● ВЫБРАННЫЙ ОТРЫВОК:
----------

Словом, получение хоть какого-то жилья в Омске того времени было вещью почти невозможной. И всё-таки постепенно все утрясалось. К моменту нашего переезда многих старших товарищей уже расселили. Симонов с семьёй, Охлопков, Абрикосов получили комнаты в обкомовском доме, который находился почти напротив театра драмы, где нам предстояло играть, — это было самое привилегированное поселение, остальные устраивались по частным домам. Нам повезло. Недалеко от театра находилась так называемая Кооперативная улица. Состояла она из нескольких домов, утопавших в огромных сугробах, и оканчивалась крутым спуском к реке — совершенно замёрзшему Иртышу.
Вот этот узкий переулок, окаймляемый с двух сторон шаткими досками, называемыми тротуаром, этот переулок-закоулок, именуемый громким названием «Кооперативная улица», и стал нашей «обителью». Здесь мне суждено было прожить два с лишним года самой голодной, самой холодной, самой неустроенной и… самой-самой счастливой поры моей жизни.

----------

● ИЗВЛЕЧЁННЫЕ ДАННЫЕ:
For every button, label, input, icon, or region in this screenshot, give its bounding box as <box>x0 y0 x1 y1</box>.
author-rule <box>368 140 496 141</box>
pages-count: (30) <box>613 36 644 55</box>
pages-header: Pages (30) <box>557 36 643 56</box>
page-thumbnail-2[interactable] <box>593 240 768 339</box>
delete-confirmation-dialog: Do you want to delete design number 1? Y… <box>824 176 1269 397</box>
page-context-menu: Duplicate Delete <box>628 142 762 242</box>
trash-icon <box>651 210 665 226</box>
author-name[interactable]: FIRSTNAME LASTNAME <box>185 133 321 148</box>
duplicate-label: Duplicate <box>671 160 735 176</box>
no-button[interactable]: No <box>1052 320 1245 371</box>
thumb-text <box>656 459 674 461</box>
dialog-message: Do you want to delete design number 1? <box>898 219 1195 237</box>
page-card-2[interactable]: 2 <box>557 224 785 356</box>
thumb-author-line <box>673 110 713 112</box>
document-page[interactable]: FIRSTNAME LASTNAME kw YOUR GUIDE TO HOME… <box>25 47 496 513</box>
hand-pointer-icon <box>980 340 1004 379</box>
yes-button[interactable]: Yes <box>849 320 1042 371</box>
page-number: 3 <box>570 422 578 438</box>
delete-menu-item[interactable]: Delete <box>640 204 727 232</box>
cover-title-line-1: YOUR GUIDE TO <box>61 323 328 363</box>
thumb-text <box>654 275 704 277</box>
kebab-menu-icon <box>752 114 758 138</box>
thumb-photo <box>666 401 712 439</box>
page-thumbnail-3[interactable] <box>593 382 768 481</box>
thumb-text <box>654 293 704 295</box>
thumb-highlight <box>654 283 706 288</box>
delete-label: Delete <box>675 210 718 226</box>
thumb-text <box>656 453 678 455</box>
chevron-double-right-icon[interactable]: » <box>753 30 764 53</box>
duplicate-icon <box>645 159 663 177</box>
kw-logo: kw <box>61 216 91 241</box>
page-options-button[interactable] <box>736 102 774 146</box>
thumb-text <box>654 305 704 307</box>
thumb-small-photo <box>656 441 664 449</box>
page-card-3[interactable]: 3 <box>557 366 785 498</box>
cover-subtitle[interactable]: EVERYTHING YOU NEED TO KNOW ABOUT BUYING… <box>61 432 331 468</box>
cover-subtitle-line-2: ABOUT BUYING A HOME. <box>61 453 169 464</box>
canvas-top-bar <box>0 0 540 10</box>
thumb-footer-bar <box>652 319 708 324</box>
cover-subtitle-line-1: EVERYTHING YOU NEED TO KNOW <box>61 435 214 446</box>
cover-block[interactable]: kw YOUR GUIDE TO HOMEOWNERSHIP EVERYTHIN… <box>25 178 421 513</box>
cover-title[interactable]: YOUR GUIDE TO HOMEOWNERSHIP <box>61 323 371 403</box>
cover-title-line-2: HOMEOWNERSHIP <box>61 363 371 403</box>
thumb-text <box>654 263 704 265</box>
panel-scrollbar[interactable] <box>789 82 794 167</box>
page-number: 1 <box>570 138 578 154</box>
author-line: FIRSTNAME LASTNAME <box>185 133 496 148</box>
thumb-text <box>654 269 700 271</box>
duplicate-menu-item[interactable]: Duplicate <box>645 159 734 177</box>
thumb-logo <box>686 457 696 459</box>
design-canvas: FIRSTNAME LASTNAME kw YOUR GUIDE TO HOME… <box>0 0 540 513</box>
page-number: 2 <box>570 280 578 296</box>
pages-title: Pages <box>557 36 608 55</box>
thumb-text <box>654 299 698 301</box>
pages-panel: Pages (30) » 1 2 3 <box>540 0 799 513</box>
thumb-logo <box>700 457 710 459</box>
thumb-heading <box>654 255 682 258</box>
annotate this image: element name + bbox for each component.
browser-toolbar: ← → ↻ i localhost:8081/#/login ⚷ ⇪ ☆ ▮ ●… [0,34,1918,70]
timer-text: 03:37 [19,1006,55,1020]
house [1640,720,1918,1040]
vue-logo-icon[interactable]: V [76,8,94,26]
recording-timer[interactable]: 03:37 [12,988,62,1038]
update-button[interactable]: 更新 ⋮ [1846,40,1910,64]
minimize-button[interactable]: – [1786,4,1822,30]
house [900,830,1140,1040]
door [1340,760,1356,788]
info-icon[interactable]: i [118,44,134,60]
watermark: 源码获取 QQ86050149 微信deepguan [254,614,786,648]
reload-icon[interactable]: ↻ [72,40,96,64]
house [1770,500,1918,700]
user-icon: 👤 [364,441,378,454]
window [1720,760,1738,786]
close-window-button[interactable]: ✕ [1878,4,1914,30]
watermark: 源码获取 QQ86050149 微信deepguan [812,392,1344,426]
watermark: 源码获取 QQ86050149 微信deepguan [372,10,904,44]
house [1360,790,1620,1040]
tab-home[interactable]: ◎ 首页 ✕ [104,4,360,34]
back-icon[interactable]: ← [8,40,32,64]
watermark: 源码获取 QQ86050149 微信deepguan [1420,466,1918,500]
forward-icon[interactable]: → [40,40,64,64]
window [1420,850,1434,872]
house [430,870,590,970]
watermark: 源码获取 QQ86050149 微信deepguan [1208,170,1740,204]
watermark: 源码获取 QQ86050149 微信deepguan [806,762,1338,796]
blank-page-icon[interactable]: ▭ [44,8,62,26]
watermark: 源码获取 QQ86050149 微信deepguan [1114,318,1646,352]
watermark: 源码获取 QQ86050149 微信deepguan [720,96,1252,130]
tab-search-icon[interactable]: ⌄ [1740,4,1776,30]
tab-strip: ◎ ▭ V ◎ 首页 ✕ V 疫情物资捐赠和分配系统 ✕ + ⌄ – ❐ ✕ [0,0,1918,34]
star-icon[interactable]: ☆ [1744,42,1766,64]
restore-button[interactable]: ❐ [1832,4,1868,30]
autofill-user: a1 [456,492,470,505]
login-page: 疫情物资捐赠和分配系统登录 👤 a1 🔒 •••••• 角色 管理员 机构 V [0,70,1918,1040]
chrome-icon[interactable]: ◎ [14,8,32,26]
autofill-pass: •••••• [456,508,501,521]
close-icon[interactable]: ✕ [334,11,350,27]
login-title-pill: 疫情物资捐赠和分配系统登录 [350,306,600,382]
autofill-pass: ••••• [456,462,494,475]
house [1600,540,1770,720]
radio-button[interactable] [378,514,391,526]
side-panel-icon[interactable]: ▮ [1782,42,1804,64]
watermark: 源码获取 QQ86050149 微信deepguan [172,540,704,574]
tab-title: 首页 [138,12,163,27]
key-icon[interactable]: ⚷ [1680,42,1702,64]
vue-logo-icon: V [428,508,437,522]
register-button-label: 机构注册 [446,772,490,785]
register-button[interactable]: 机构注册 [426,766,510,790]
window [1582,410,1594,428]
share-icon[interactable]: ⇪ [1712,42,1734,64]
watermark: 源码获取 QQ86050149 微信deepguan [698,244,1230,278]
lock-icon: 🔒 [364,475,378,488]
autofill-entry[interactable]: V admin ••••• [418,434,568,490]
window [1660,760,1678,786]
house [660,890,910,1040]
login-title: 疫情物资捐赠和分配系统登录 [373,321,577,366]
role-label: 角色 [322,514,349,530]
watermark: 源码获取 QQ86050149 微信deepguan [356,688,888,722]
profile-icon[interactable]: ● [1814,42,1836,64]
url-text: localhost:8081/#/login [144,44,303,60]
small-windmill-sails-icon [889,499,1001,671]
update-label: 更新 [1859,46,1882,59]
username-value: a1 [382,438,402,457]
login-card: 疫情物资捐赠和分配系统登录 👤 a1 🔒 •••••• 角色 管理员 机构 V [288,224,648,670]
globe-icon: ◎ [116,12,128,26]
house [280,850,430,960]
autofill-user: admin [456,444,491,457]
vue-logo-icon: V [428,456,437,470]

----------

● ЗАДАНИЕ 1: Выведите часть отрывка об Омске начиная со слов «Вот этот узкий» и до слов «поры моей жизни.» включительно.
● ЗАДАНИЕ 2: Сколько времени, согласно отрывку об Омске, рассказчику довелось прожить на Кооперативной улице?
● ЗАДАНИЕ 3: Подхватите отрывок об Омске и продолжите его после последнего предложения.
Записи никак не связаны с отрывком.

● ОЖИДАЕМЫЙ ОТВЕТ 1:
Вот этот узкий переулок, окаймляемый с двух сторон шаткими досками, называемыми тротуаром, этот переулок-закоулок, именуемый громким названием «Кооперативная улица», и стал нашей «обителью». Здесь мне суждено было прожить два с лишним года самой голодной, самой холодной, самой неустроенной и… самой-самой счастливой поры моей жизни.

● ОЖИДАЕМЫЙ ОТВЕТ 2: Два с лишним года.

● ОЖИДАЕМЫЙ ОТВЕТ 3:
Как только Володя с помощью Спектора (конечно же, с помощью Спектора!) оформил ордер на получение 15-метровой комнаты на шесть человек по адресу Кооперативная, 100, мы, наняв какую-то допотопную подводу, запряжённую дохлой клячей, снова (в который раз!) погрузили маму с ребёнком и двумя узлами на эту «доходягу» и, попрощавшись со всеми обитателями школы, медленно потащились к нашему новому жилищу. Дом, в котором нам предстояло поселиться, оказался по тогдашним понятиям «шикарным». Во-первых, он был двухэтажным, и хотя деревянным, как все вокруг, но всё-таки вполне крепким; а во-вторых, наша комната находилась на втором этаже, и значит, окна не были завалены наполовину снегом. На второй этаж вела довольно крутая деревянная лестница, что впоследствии оказалось почти трагичным (но об этом после).